- Task to complete -
Write out the entire listing below exactly as it appears, minus any pictures.

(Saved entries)
.....
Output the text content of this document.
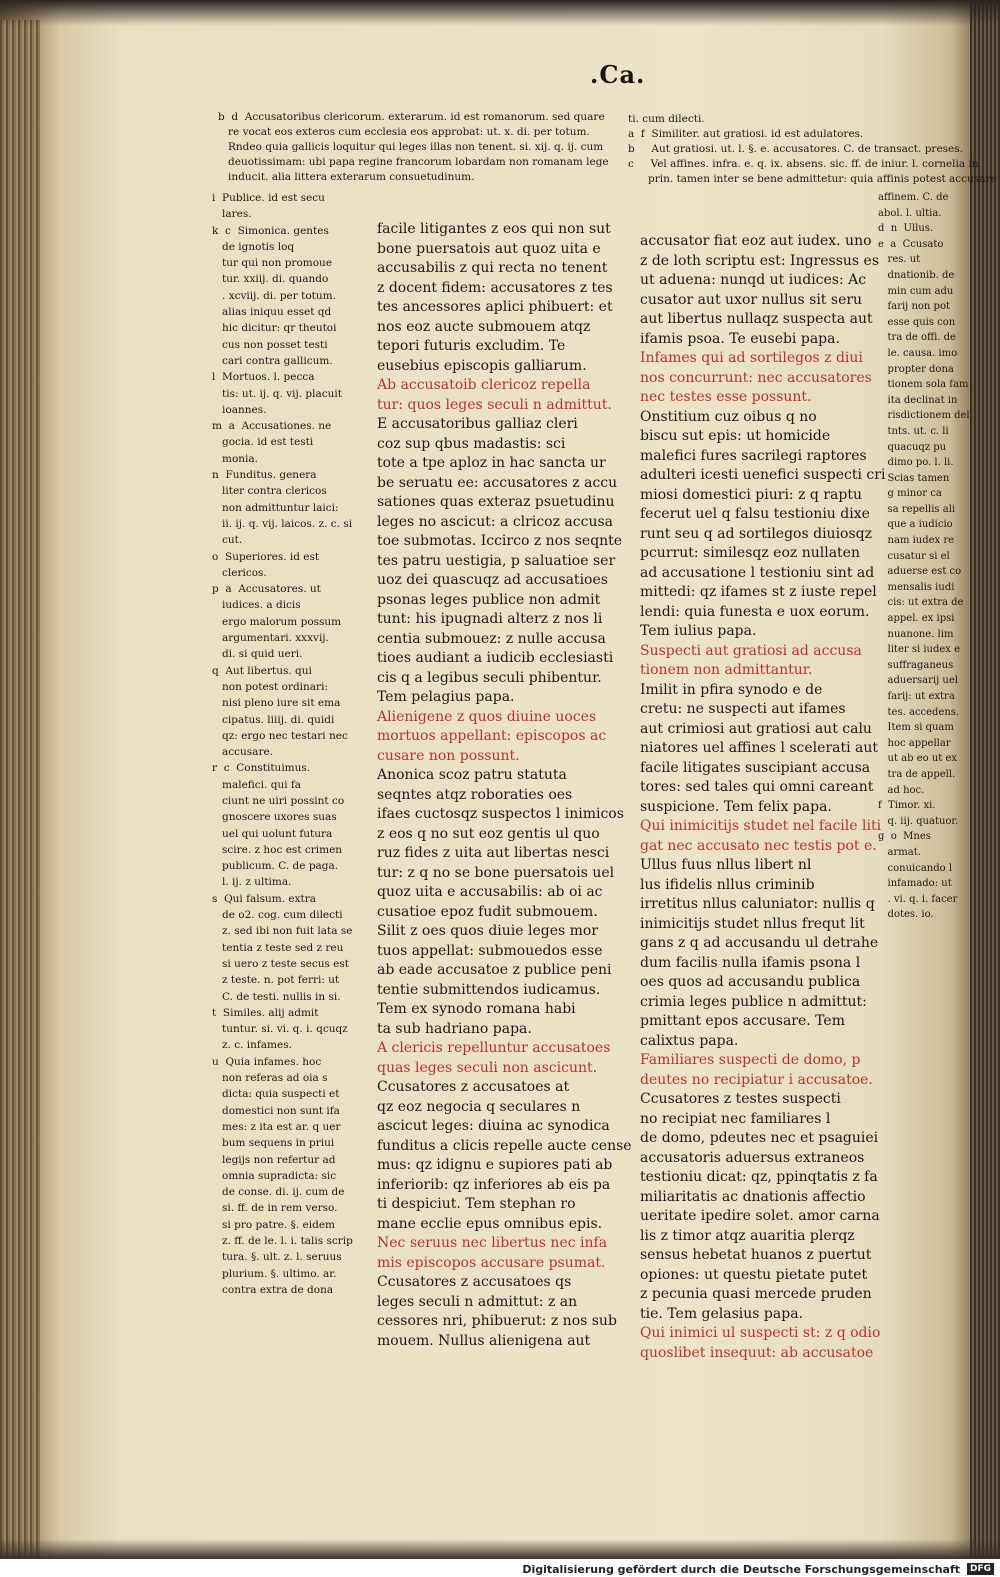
.Ca.
b  d  Accusatoribus clericorum. exterarum. id est romanorum. sed quare
re vocat eos exteros cum ecclesia eos approbat: ut. x. di. per totum.
Rndeo quia gallicis loquitur qui leges illas non tenent. si. xij. q. ij. cum
deuotissimam: ubi papa regine francorum lobardam non romanam lege
inducit. alia littera exterarum consuetudinum.
ti. cum dilecti.
a  f  Similiter. aut gratiosi. id est adulatores.
b     Aut gratiosi. ut. l. §. e. accusatores. C. de transact. preses.
c     Vel affines. infra. e. q. ix. absens. sic. ff. de iniur. l. cornelia in
prin. tamen inter se bene admittetur: quia affinis potest accusare
i  Publice. id est secu
lares.
k  c  Simonica. gentes
de ignotis loq
tur qui non promoue
tur. xxiij. di. quando
. xcviij. di. per totum.
alias iniquu esset qd
hic dicitur: qr theutoi
cus non posset testi
cari contra gallicum.
l  Mortuos. l. pecca
tis: ut. ij. q. vij. placuit
ioannes.
m  a  Accusationes. ne
gocia. id est testi
monia.
n  Funditus. genera
liter contra clericos
non admittuntur laici:
ii. ij. q. vij. laicos. z. c. si
cut.
o  Superiores. id est
clericos.
p  a  Accusatores. ut
iudices. a dicis
ergo malorum possum
argumentari. xxxvij.
di. si quid ueri.
q  Aut libertus. qui
non potest ordinari:
nisi pleno iure sit ema
cipatus. liiij. di. quidi
qz: ergo nec testari nec
accusare.
r  c  Constituimus.
malefici. qui fa
ciunt ne uiri possint co
gnoscere uxores suas
uel qui uolunt futura
scire. z hoc est crimen
publicum. C. de paga.
l. ij. z ultima.
s  Qui falsum. extra
de o2. cog. cum dilecti
z. sed ibi non fuit lata se
tentia z teste sed z reu
si uero z teste secus est
z teste. n. pot ferri: ut
C. de testi. nullis in si.
t  Similes. alij admit
tuntur. si. vi. q. i. qcuqz
z. c. infames.
u  Quia infames. hoc
non referas ad oia s
dicta: quia suspecti et
domestici non sunt ifa
mes: z ita est ar. q uer
bum sequens in priui
legijs non refertur ad
omnia supradicta: sic
de conse. di. ij. cum de
si. ff. de in rem verso.
si pro patre. §. eidem
z. ff. de le. l. i. talis scrip
tura. §. ult. z. l. seruus
plurium. §. ultimo. ar.
contra extra de dona
facile litigantes z eos qui non sut
bone puersatois aut quoz uita e
accusabilis z qui recta no tenent
z docent fidem: accusatores z tes
tes ancessores aplici phibuert: et
nos eoz aucte submouem atqz
tepori futuris excludim. Te
eusebius episcopis galliarum.
Ab accusatoib clericoz repella
tur: quos leges seculi n admittut.
E accusatoribus galliaz cleri
coz sup qbus madastis: sci
tote a tpe aploz in hac sancta ur
be seruatu ee: accusatores z accu
sationes quas exteraz psuetudinu
leges no ascicut: a clricoz accusa
toe submotas. Iccirco z nos seqnte
tes patru uestigia, p saluatioe ser
uoz dei quascuqz ad accusatioes
psonas leges publice non admit
tunt: his ipugnadi alterz z nos li
centia submouez: z nulle accusa
tioes audiant a iudicib ecclesiasti
cis q a legibus seculi phibentur.
Tem pelagius papa.
Alienigene z quos diuine uoces
mortuos appellant: episcopos ac
cusare non possunt.
Anonica scoz patru statuta
seqntes atqz roboraties oes
ifaes cuctosqz suspectos l inimicos
z eos q no sut eoz gentis ul quo
ruz fides z uita aut libertas nesci
tur: z q no se bone puersatois uel
quoz uita e accusabilis: ab oi ac
cusatioe epoz fudit submouem.
Silit z oes quos diuie leges mor
tuos appellat: submouedos esse
ab eade accusatoe z publice peni
tentie submittendos iudicamus.
Tem ex synodo romana habi
ta sub hadriano papa.
A clericis repelluntur accusatoes
quas leges seculi non ascicunt.
Ccusatores z accusatoes at
qz eoz negocia q seculares n
ascicut leges: diuina ac synodica
funditus a clicis repelle aucte cense
mus: qz idignu e supiores pati ab
inferiorib: qz inferiores ab eis pa
ti despiciut. Tem stephan ro
mane ecclie epus omnibus epis.
Nec seruus nec libertus nec infa
mis episcopos accusare psumat.
Ccusatores z accusatoes qs
leges seculi n admittut: z an
cessores nri, phibuerut: z nos sub
mouem. Nullus alienigena aut
accusator fiat eoz aut iudex. uno
z de loth scriptu est: Ingressus es
ut aduena: nunqd ut iudices: Ac
cusator aut uxor nullus sit seru
aut libertus nullaqz suspecta aut
ifamis psoa. Te eusebi papa.
Infames qui ad sortilegos z diui
nos concurrunt: nec accusatores
nec testes esse possunt.
Onstitium cuz oibus q no
biscu sut epis: ut homicide
malefici fures sacrilegi raptores
adulteri icesti uenefici suspecti cri
miosi domestici piuri: z q raptu
fecerut uel q falsu testioniu dixe
runt seu q ad sortilegos diuiosqz
pcurrut: similesqz eoz nullaten
ad accusatione l testioniu sint ad
mittedi: qz ifames st z iuste repel
lendi: quia funesta e uox eorum.
Tem iulius papa.
Suspecti aut gratiosi ad accusa
tionem non admittantur.
Imilit in pfira synodo e de
cretu: ne suspecti aut ifames
aut crimiosi aut gratiosi aut calu
niatores uel affines l scelerati aut
facile litigates suscipiant accusa
tores: sed tales qui omni careant
suspicione. Tem felix papa.
Qui inimicitijs studet nel facile liti
gat nec accusato nec testis pot e.
Ullus fuus nllus libert nl
lus ifidelis nllus criminib
irretitus nllus caluniator: nullis q
inimicitijs studet nllus frequt lit
gans z q ad accusandu ul detrahe
dum facilis nulla ifamis psona l
oes quos ad accusandu publica
crimia leges publice n admittut:
pmittant epos accusare. Tem
calixtus papa.
Familiares suspecti de domo, p
deutes no recipiatur i accusatoe.
Ccusatores z testes suspecti
no recipiat nec familiares l
de domo, pdeutes nec et psaguiei
accusatoris aduersus extraneos
testioniu dicat: qz, ppinqtatis z fa
miliaritatis ac dnationis affectio
ueritate ipedire solet. amor carna
lis z timor atqz auaritia plerqz
sensus hebetat huanos z puertut
opiones: ut questu pietate putet
z pecunia quasi mercede pruden
tie. Tem gelasius papa.
Qui inimici ul suspecti st: z q odio
quoslibet insequut: ab accusatoe
affinem. C. de
abol. l. ultia.
d  n  Ullus.
e  a  Ccusato
res. ut
dnationib. de
min cum adu
farij non pot
esse quis con
tra de offi. de
le. causa. imo
propter dona
tionem sola fam
ita declinat in
risdictionem del
tnts. ut. c. li
quacuqz pu
dimo po. l. li.
Scias tamen
g minor ca
sa repellis ali
que a iudicio
nam iudex re
cusatur si el
aduerse est co
mensalis iudi
cis: ut extra de
appel. ex ipsi
nuanone. lim
liter si iudex e
suffraganeus
aduersarij uel
farij: ut extra
tes. accedens.
Item si quam
hoc appellar
ut ab eo ut ex
tra de appell.
ad hoc.
f  Timor. xi.
q. iij. quatuor.
g  o  Mnes
armat.
conuicando l
infamado: ut
. vi. q. i. facer
dotes. io.
Digitalisierung gefördert durch die Deutsche Forschungsgemeinschaft	DFG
.....
- Solution -
Output the text content of this document.
.Ca.
b  d  Accusatoribus clericorum. exterarum. id est romanorum. sed quare
re vocat eos exteros cum ecclesia eos approbat: ut. x. di. per totum.
Rndeo quia gallicis loquitur qui leges illas non tenent. si. xij. q. ij. cum
deuotissimam: ubi papa regine francorum lobardam non romanam lege
inducit. alia littera exterarum consuetudinum.
ti. cum dilecti.
a  f  Similiter. aut gratiosi. id est adulatores.
b     Aut gratiosi. ut. l. §. e. accusatores. C. de transact. preses.
c     Vel affines. infra. e. q. ix. absens. sic. ff. de iniur. l. cornelia in
prin. tamen inter se bene admittetur: quia affinis potest accusare
i  Publice. id est secu
lares.
k  c  Simonica. gentes
de ignotis loq
tur qui non promoue
tur. xxiij. di. quando
. xcviij. di. per totum.
alias iniquu esset qd
hic dicitur: qr theutoi
cus non posset testi
cari contra gallicum.
l  Mortuos. l. pecca
tis: ut. ij. q. vij. placuit
ioannes.
m  a  Accusationes. ne
gocia. id est testi
monia.
n  Funditus. genera
liter contra clericos
non admittuntur laici:
ii. ij. q. vij. laicos. z. c. si
cut.
o  Superiores. id est
clericos.
p  a  Accusatores. ut
iudices. a dicis
ergo malorum possum
argumentari. xxxvij.
di. si quid ueri.
q  Aut libertus. qui
non potest ordinari:
nisi pleno iure sit ema
cipatus. liiij. di. quidi
qz: ergo nec testari nec
accusare.
r  c  Constituimus.
malefici. qui fa
ciunt ne uiri possint co
gnoscere uxores suas
uel qui uolunt futura
scire. z hoc est crimen
publicum. C. de paga.
l. ij. z ultima.
s  Qui falsum. extra
de o2. cog. cum dilecti
z. sed ibi non fuit lata se
tentia z teste sed z reu
si uero z teste secus est
z teste. n. pot ferri: ut
C. de testi. nullis in si.
t  Similes. alij admit
tuntur. si. vi. q. i. qcuqz
z. c. infames.
u  Quia infames. hoc
non referas ad oia s
dicta: quia suspecti et
domestici non sunt ifa
mes: z ita est ar. q uer
bum sequens in priui
legijs non refertur ad
omnia supradicta: sic
de conse. di. ij. cum de
si. ff. de in rem verso.
si pro patre. §. eidem
z. ff. de le. l. i. talis scrip
tura. §. ult. z. l. seruus
plurium. §. ultimo. ar.
contra extra de dona
facile litigantes z eos qui non sut
bone puersatois aut quoz uita e
accusabilis z qui recta no tenent
z docent fidem: accusatores z tes
tes ancessores aplici phibuert: et
nos eoz aucte submouem atqz
tepori futuris excludim. Te
eusebius episcopis galliarum.
Ab accusatoib clericoz repella
tur: quos leges seculi n admittut.
E accusatoribus galliaz cleri
coz sup qbus madastis: sci
tote a tpe aploz in hac sancta ur
be seruatu ee: accusatores z accu
sationes quas exteraz psuetudinu
leges no ascicut: a clricoz accusa
toe submotas. Iccirco z nos seqnte
tes patru uestigia, p saluatioe ser
uoz dei quascuqz ad accusatioes
psonas leges publice non admit
tunt: his ipugnadi alterz z nos li
centia submouez: z nulle accusa
tioes audiant a iudicib ecclesiasti
cis q a legibus seculi phibentur.
Tem pelagius papa.
Alienigene z quos diuine uoces
mortuos appellant: episcopos ac
cusare non possunt.
Anonica scoz patru statuta
seqntes atqz roboraties oes
ifaes cuctosqz suspectos l inimicos
z eos q no sut eoz gentis ul quo
ruz fides z uita aut libertas nesci
tur: z q no se bone puersatois uel
quoz uita e accusabilis: ab oi ac
cusatioe epoz fudit submouem.
Silit z oes quos diuie leges mor
tuos appellat: submouedos esse
ab eade accusatoe z publice peni
tentie submittendos iudicamus.
Tem ex synodo romana habi
ta sub hadriano papa.
A clericis repelluntur accusatoes
quas leges seculi non ascicunt.
Ccusatores z accusatoes at
qz eoz negocia q seculares n
ascicut leges: diuina ac synodica
funditus a clicis repelle aucte cense
mus: qz idignu e supiores pati ab
inferiorib: qz inferiores ab eis pa
ti despiciut. Tem stephan ro
mane ecclie epus omnibus epis.
Nec seruus nec libertus nec infa
mis episcopos accusare psumat.
Ccusatores z accusatoes qs
leges seculi n admittut: z an
cessores nri, phibuerut: z nos sub
mouem. Nullus alienigena aut
accusator fiat eoz aut iudex. uno
z de loth scriptu est: Ingressus es
ut aduena: nunqd ut iudices: Ac
cusator aut uxor nullus sit seru
aut libertus nullaqz suspecta aut
ifamis psoa. Te eusebi papa.
Infames qui ad sortilegos z diui
nos concurrunt: nec accusatores
nec testes esse possunt.
Onstitium cuz oibus q no
biscu sut epis: ut homicide
malefici fures sacrilegi raptores
adulteri icesti uenefici suspecti cri
miosi domestici piuri: z q raptu
fecerut uel q falsu testioniu dixe
runt seu q ad sortilegos diuiosqz
pcurrut: similesqz eoz nullaten
ad accusatione l testioniu sint ad
mittedi: qz ifames st z iuste repel
lendi: quia funesta e uox eorum.
Tem iulius papa.
Suspecti aut gratiosi ad accusa
tionem non admittantur.
Imilit in pfira synodo e de
cretu: ne suspecti aut ifames
aut crimiosi aut gratiosi aut calu
niatores uel affines l scelerati aut
facile litigates suscipiant accusa
tores: sed tales qui omni careant
suspicione. Tem felix papa.
Qui inimicitijs studet nel facile liti
gat nec accusato nec testis pot e.
Ullus fuus nllus libert nl
lus ifidelis nllus criminib
irretitus nllus caluniator: nullis q
inimicitijs studet nllus frequt lit
gans z q ad accusandu ul detrahe
dum facilis nulla ifamis psona l
oes quos ad accusandu publica
crimia leges publice n admittut:
pmittant epos accusare. Tem
calixtus papa.
Familiares suspecti de domo, p
deutes no recipiatur i accusatoe.
Ccusatores z testes suspecti
no recipiat nec familiares l
de domo, pdeutes nec et psaguiei
accusatoris aduersus extraneos
testioniu dicat: qz, ppinqtatis z fa
miliaritatis ac dnationis affectio
ueritate ipedire solet. amor carna
lis z timor atqz auaritia plerqz
sensus hebetat huanos z puertut
opiones: ut questu pietate putet
z pecunia quasi mercede pruden
tie. Tem gelasius papa.
Qui inimici ul suspecti st: z q odio
quoslibet insequut: ab accusatoe
affinem. C. de
abol. l. ultia.
d  n  Ullus.
e  a  Ccusato
res. ut
dnationib. de
min cum adu
farij non pot
esse quis con
tra de offi. de
le. causa. imo
propter dona
tionem sola fam
ita declinat in
risdictionem del
tnts. ut. c. li
quacuqz pu
dimo po. l. li.
Scias tamen
g minor ca
sa repellis ali
que a iudicio
nam iudex re
cusatur si el
aduerse est co
mensalis iudi
cis: ut extra de
appel. ex ipsi
nuanone. lim
liter si iudex e
suffraganeus
aduersarij uel
farij: ut extra
tes. accedens.
Item si quam
hoc appellar
ut ab eo ut ex
tra de appell.
ad hoc.
f  Timor. xi.
q. iij. quatuor.
g  o  Mnes
armat.
conuicando l
infamado: ut
. vi. q. i. facer
dotes. io.
Digitalisierung gefördert durch die Deutsche Forschungsgemeinschaft	DFG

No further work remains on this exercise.